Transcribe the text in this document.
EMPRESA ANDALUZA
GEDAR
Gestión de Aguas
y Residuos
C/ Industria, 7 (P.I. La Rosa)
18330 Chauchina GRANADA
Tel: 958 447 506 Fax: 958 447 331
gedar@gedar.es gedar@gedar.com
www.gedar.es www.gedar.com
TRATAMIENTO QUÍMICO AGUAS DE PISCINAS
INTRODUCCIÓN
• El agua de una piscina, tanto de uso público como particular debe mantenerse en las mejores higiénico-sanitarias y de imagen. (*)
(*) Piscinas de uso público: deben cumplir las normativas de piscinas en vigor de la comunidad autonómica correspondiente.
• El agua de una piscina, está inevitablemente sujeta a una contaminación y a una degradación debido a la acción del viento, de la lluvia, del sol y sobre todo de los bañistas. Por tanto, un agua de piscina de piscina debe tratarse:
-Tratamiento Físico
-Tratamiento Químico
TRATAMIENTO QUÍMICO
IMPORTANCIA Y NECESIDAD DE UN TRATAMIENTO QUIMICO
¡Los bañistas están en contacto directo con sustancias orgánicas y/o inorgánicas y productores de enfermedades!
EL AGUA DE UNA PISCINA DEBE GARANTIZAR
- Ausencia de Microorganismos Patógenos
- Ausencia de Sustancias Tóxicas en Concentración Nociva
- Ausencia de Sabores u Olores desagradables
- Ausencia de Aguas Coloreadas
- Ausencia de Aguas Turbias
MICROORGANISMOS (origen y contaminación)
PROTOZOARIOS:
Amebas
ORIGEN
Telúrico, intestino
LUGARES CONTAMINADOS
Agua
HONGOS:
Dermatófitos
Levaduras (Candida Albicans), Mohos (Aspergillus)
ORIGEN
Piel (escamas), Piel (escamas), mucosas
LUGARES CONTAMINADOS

□ □ □ □ □ □ □

WRITTEN EXERCISE ->
Using the entries above, return each line that includes the word "contaminación".

FULL SOLUTION ->
• El agua de una piscina, está inevitablemente sujeta a una contaminación y a una degradación debido a la acción del viento, de la lluvia, del sol y sobre todo de los bañistas. Por tanto, un agua de piscina de piscina debe tratarse:
MICROORGANISMOS (origen y contaminación)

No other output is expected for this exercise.